What to work on ▸ Copy the records word for word, from the line with "find all labels, buttons, inputs, and" up to and including the line with "276, 968, 316]". Leave the pictures out of your copy.

## start Input records

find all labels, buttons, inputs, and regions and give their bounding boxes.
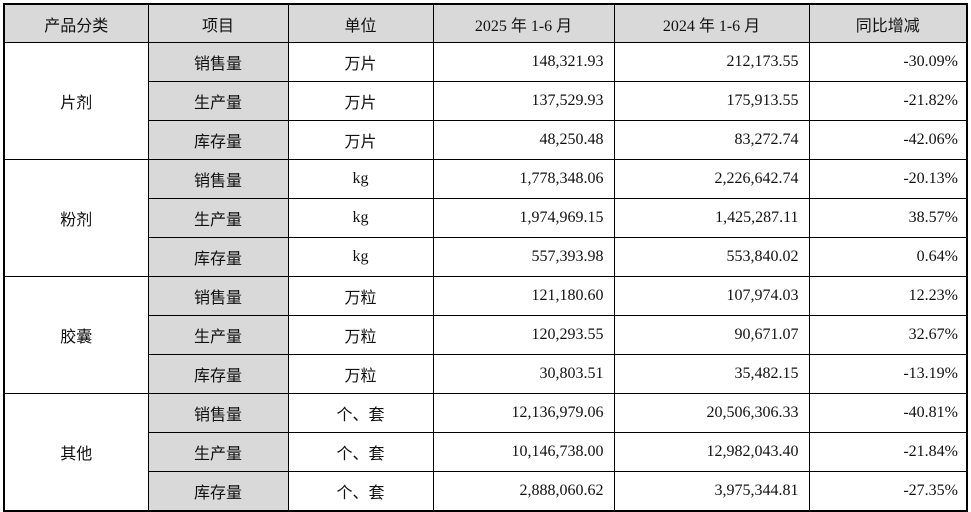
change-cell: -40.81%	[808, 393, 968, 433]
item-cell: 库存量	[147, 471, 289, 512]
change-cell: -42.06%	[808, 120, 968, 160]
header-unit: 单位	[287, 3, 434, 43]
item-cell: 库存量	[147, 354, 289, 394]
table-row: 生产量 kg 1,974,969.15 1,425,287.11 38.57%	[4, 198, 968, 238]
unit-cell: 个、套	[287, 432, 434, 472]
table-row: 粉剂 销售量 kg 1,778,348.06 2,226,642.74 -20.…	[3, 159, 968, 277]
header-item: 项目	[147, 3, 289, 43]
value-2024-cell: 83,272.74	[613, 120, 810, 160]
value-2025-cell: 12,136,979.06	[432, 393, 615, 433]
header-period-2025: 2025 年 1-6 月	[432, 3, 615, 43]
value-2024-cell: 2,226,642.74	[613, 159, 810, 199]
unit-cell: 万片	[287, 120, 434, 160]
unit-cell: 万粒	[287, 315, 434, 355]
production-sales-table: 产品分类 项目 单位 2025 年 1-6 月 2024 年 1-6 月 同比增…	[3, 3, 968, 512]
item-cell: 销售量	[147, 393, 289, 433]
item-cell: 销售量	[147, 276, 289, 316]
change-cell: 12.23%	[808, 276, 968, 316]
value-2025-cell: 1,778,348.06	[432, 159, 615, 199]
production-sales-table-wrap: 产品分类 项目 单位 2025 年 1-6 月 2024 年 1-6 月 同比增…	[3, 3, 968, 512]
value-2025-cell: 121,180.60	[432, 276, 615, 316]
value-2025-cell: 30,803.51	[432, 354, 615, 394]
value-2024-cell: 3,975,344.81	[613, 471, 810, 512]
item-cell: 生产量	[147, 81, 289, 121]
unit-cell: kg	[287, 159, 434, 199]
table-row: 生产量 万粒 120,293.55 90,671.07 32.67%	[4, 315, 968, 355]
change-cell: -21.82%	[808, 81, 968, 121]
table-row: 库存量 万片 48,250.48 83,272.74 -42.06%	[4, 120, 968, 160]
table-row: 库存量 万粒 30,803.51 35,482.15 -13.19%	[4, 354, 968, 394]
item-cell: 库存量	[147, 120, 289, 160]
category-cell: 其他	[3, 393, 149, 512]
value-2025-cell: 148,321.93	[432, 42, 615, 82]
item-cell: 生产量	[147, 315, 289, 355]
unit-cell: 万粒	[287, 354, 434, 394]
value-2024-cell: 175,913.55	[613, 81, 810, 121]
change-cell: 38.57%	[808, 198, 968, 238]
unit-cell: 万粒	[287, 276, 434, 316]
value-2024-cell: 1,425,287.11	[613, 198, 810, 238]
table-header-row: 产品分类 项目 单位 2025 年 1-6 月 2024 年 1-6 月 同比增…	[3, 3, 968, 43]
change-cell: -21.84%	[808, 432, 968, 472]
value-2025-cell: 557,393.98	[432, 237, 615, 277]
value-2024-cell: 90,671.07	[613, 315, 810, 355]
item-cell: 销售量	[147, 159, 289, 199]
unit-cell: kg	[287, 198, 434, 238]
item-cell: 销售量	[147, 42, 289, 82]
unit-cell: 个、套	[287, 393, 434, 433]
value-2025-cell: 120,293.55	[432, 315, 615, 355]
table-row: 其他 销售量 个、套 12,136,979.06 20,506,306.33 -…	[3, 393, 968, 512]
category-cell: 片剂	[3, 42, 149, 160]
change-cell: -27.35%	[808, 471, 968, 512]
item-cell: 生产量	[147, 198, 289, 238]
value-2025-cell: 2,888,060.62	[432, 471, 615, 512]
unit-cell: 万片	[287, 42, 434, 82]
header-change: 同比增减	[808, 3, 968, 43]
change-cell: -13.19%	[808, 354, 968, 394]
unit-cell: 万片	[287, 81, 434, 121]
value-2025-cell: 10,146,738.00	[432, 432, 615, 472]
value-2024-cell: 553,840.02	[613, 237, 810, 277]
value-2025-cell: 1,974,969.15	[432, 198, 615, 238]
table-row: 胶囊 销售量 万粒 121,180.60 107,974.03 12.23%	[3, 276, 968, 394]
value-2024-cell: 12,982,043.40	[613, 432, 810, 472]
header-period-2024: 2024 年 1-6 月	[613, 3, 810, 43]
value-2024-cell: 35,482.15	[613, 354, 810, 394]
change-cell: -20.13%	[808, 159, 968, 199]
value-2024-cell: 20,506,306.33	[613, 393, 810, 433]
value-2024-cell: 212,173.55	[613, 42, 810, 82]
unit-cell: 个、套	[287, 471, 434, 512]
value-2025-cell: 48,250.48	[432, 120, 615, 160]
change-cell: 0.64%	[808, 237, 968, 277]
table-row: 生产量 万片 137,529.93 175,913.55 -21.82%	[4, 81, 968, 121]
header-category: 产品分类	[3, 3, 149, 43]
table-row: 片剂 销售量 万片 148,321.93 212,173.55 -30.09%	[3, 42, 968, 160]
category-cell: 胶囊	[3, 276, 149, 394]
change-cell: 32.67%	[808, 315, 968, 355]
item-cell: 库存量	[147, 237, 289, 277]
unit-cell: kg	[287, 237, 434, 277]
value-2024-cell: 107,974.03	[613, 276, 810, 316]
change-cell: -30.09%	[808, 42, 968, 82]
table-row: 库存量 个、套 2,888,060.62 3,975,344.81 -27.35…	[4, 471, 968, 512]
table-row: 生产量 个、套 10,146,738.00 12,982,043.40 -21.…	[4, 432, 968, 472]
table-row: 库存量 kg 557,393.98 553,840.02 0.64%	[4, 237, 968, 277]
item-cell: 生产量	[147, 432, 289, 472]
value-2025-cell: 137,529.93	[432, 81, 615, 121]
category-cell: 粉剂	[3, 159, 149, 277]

## end Input records
## start Input records

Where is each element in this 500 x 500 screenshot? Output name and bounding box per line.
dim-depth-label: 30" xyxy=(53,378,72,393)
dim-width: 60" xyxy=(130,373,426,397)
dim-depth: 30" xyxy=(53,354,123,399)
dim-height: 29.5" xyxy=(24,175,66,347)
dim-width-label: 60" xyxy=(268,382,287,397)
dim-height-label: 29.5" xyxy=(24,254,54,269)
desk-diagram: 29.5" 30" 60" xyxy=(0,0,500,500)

## end Input records

Result ▸
find all labels, buttons, inputs, and regions and give their bounding boxes.
change-cell: -40.81%	[808, 393, 968, 433]
item-cell: 库存量	[147, 471, 289, 512]
change-cell: -42.06%	[808, 120, 968, 160]
header-unit: 单位	[287, 3, 434, 43]
item-cell: 库存量	[147, 354, 289, 394]
table-row: 生产量 kg 1,974,969.15 1,425,287.11 38.57%	[4, 198, 968, 238]
unit-cell: 个、套	[287, 432, 434, 472]
table-row: 粉剂 销售量 kg 1,778,348.06 2,226,642.74 -20.…	[3, 159, 968, 277]
header-item: 项目	[147, 3, 289, 43]
value-2024-cell: 83,272.74	[613, 120, 810, 160]
value-2025-cell: 12,136,979.06	[432, 393, 615, 433]
header-period-2025: 2025 年 1-6 月	[432, 3, 615, 43]
value-2024-cell: 2,226,642.74	[613, 159, 810, 199]
unit-cell: 万片	[287, 120, 434, 160]
unit-cell: 万粒	[287, 315, 434, 355]
production-sales-table: 产品分类 项目 单位 2025 年 1-6 月 2024 年 1-6 月 同比增…	[3, 3, 968, 512]
item-cell: 销售量	[147, 393, 289, 433]
item-cell: 销售量	[147, 276, 289, 316]
change-cell: 12.23%	[808, 276, 968, 316]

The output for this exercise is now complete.